**Written instruction:**
Exactly as given, repeat all of the entries.

>>>

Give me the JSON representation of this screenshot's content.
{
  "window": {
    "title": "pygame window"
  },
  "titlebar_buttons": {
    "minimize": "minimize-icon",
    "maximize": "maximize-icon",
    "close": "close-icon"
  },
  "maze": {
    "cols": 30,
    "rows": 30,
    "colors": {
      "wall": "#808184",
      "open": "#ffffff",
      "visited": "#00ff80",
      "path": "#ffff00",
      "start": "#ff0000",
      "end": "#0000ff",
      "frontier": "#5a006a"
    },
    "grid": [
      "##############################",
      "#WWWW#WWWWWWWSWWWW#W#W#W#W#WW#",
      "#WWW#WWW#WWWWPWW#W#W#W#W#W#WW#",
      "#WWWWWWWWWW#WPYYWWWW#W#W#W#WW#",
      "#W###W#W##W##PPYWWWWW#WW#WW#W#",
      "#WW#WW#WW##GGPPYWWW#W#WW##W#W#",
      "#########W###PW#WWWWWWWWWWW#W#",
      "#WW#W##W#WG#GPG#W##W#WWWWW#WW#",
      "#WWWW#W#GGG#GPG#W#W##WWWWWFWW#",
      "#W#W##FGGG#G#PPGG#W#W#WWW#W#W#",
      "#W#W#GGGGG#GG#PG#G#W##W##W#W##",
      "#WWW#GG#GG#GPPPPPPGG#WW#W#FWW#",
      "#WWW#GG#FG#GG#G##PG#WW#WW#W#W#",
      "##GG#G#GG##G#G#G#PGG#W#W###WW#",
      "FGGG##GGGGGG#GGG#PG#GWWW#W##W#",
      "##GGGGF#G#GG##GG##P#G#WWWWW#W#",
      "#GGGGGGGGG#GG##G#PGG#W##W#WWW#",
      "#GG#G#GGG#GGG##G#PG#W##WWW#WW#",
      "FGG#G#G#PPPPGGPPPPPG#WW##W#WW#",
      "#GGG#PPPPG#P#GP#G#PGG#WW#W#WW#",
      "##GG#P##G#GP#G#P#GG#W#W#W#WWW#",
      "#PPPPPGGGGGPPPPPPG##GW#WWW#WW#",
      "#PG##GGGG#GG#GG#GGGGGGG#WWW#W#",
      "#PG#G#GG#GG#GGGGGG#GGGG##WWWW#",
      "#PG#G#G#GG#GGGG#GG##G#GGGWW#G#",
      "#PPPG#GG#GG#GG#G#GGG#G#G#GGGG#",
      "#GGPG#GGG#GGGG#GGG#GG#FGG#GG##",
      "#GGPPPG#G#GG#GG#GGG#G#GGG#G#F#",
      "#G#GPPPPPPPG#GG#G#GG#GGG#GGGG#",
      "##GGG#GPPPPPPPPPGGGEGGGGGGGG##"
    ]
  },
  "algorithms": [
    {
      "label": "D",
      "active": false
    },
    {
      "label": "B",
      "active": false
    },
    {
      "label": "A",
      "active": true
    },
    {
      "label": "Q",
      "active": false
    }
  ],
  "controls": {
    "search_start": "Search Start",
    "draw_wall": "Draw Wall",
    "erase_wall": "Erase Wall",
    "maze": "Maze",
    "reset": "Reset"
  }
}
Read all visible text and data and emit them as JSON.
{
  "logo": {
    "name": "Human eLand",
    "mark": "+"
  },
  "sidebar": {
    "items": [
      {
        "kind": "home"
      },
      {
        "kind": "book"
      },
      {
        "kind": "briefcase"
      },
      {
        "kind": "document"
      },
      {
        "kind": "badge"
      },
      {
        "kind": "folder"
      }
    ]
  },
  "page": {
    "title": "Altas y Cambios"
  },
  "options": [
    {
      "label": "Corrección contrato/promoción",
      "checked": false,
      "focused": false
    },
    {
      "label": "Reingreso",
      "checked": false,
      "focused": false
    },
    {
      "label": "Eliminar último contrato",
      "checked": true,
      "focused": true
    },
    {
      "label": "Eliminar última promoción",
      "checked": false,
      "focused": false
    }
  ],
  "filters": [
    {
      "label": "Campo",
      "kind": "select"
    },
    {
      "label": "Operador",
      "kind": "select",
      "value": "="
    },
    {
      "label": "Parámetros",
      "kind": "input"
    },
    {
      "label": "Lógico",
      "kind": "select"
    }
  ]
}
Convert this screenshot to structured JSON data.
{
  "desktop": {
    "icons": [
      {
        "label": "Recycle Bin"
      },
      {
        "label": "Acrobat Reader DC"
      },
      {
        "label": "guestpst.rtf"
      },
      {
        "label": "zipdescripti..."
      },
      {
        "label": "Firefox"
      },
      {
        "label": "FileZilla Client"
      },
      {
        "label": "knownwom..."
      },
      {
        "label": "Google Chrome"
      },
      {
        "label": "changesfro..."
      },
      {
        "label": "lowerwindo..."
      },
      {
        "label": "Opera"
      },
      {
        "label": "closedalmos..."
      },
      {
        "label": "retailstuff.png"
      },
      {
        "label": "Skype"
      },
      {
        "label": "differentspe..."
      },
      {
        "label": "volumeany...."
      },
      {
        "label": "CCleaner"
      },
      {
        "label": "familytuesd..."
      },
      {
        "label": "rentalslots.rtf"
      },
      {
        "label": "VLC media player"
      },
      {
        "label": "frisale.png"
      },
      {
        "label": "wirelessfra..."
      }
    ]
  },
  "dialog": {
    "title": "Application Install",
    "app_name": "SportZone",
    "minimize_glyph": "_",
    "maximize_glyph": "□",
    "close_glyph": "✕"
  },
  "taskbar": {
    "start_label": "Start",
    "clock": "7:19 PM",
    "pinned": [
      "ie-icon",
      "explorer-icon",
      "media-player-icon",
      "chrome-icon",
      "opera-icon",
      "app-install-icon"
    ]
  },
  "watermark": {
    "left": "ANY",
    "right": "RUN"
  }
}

<<<

**Full answer:**
Give me the JSON representation of this screenshot's content.
{
  "window": {
    "title": "pygame window"
  },
  "titlebar_buttons": {
    "minimize": "minimize-icon",
    "maximize": "maximize-icon",
    "close": "close-icon"
  },
  "maze": {
    "cols": 30,
    "rows": 30,
    "colors": {
      "wall": "#808184",
      "open": "#ffffff",
      "visited": "#00ff80",
      "path": "#ffff00",
      "start": "#ff0000",
      "end": "#0000ff",
      "frontier": "#5a006a"
    },
    "grid": [
      "##############################",
      "#WWWW#WWWWWWWSWWWW#W#W#W#W#WW#",
      "#WWW#WWW#WWWWPWW#W#W#W#W#W#WW#",
      "#WWWWWWWWWW#WPYYWWWW#W#W#W#WW#",
      "#W###W#W##W##PPYWWWWW#WW#WW#W#",
      "#WW#WW#WW##GGPPYWWW#W#WW##W#W#",
      "#########W###PW#WWWWWWWWWWW#W#",
      "#WW#W##W#WG#GPG#W##W#WWWWW#WW#",
      "#WWWW#W#GGG#GPG#W#W##WWWWWFWW#",
      "#W#W##FGGG#G#PPGG#W#W#WWW#W#W#",
      "#W#W#GGGGG#GG#PG#G#W##W##W#W##",
      "#WWW#GG#GG#GPPPPPPGG#WW#W#FWW#",
      "#WWW#GG#FG#GG#G##PG#WW#WW#W#W#",
      "##GG#G#GG##G#G#G#PGG#W#W###WW#",
      "FGGG##GGGGGG#GGG#PG#GWWW#W##W#",
      "##GGGGF#G#GG##GG##P#G#WWWWW#W#",
      "#GGGGGGGGG#GG##G#PGG#W##W#WWW#",
      "#GG#G#GGG#GGG##G#PG#W##WWW#WW#",
      "FGG#G#G#PPPPGGPPPPPG#WW##W#WW#",
      "#GGG#PPPPG#P#GP#G#PGG#WW#W#WW#",
      "##GG#P##G#GP#G#P#GG#W#W#W#WWW#",
      "#PPPPPGGGGGPPPPPPG##GW#WWW#WW#",
      "#PG##GGGG#GG#GG#GGGGGGG#WWW#W#",
      "#PG#G#GG#GG#GGGGGG#GGGG##WWWW#",
      "#PG#G#G#GG#GGGG#GG##G#GGGWW#G#",
      "#PPPG#GG#GG#GG#G#GGG#G#G#GGGG#",
      "#GGPG#GGG#GGGG#GGG#GG#FGG#GG##",
      "#GGPPPG#G#GG#GG#GGG#G#GGG#G#F#",
      "#G#GPPPPPPPG#GG#G#GG#GGG#GGGG#",
      "##GGG#GPPPPPPPPPGGGEGGGGGGGG##"
    ]
  },
  "algorithms": [
    {
      "label": "D",
      "active": false
    },
    {
      "label": "B",
      "active": false
    },
    {
      "label": "A",
      "active": true
    },
    {
      "label": "Q",
      "active": false
    }
  ],
  "controls": {
    "search_start": "Search Start",
    "draw_wall": "Draw Wall",
    "erase_wall": "Erase Wall",
    "maze": "Maze",
    "reset": "Reset"
  }
}
Read all visible text and data and emit them as JSON.
{
  "logo": {
    "name": "Human eLand",
    "mark": "+"
  },
  "sidebar": {
    "items": [
      {
        "kind": "home"
      },
      {
        "kind": "book"
      },
      {
        "kind": "briefcase"
      },
      {
        "kind": "document"
      },
      {
        "kind": "badge"
      },
      {
        "kind": "folder"
      }
    ]
  },
  "page": {
    "title": "Altas y Cambios"
  },
  "options": [
    {
      "label": "Corrección contrato/promoción",
      "checked": false,
      "focused": false
    },
    {
      "label": "Reingreso",
      "checked": false,
      "focused": false
    },
    {
      "label": "Eliminar último contrato",
      "checked": true,
      "focused": true
    },
    {
      "label": "Eliminar última promoción",
      "checked": false,
      "focused": false
    }
  ],
  "filters": [
    {
      "label": "Campo",
      "kind": "select"
    },
    {
      "label": "Operador",
      "kind": "select",
      "value": "="
    },
    {
      "label": "Parámetros",
      "kind": "input"
    },
    {
      "label": "Lógico",
      "kind": "select"
    }
  ]
}
Convert this screenshot to structured JSON data.
{
  "desktop": {
    "icons": [
      {
        "label": "Recycle Bin"
      },
      {
        "label": "Acrobat Reader DC"
      },
      {
        "label": "guestpst.rtf"
      },
      {
        "label": "zipdescripti..."
      },
      {
        "label": "Firefox"
      },
      {
        "label": "FileZilla Client"
      },
      {
        "label": "knownwom..."
      },
      {
        "label": "Google Chrome"
      },
      {
        "label": "changesfro..."
      },
      {
        "label": "lowerwindo..."
      },
      {
        "label": "Opera"
      },
      {
        "label": "closedalmos..."
      },
      {
        "label": "retailstuff.png"
      },
      {
        "label": "Skype"
      },
      {
        "label": "differentspe..."
      },
      {
        "label": "volumeany...."
      },
      {
        "label": "CCleaner"
      },
      {
        "label": "familytuesd..."
      },
      {
        "label": "rentalslots.rtf"
      },
      {
        "label": "VLC media player"
      },
      {
        "label": "frisale.png"
      },
      {
        "label": "wirelessfra..."
      }
    ]
  },
  "dialog": {
    "title": "Application Install",
    "app_name": "SportZone",
    "minimize_glyph": "_",
    "maximize_glyph": "□",
    "close_glyph": "✕"
  },
  "taskbar": {
    "start_label": "Start",
    "clock": "7:19 PM",
    "pinned": [
      "ie-icon",
      "explorer-icon",
      "media-player-icon",
      "chrome-icon",
      "opera-icon",
      "app-install-icon"
    ]
  },
  "watermark": {
    "left": "ANY",
    "right": "RUN"
  }
}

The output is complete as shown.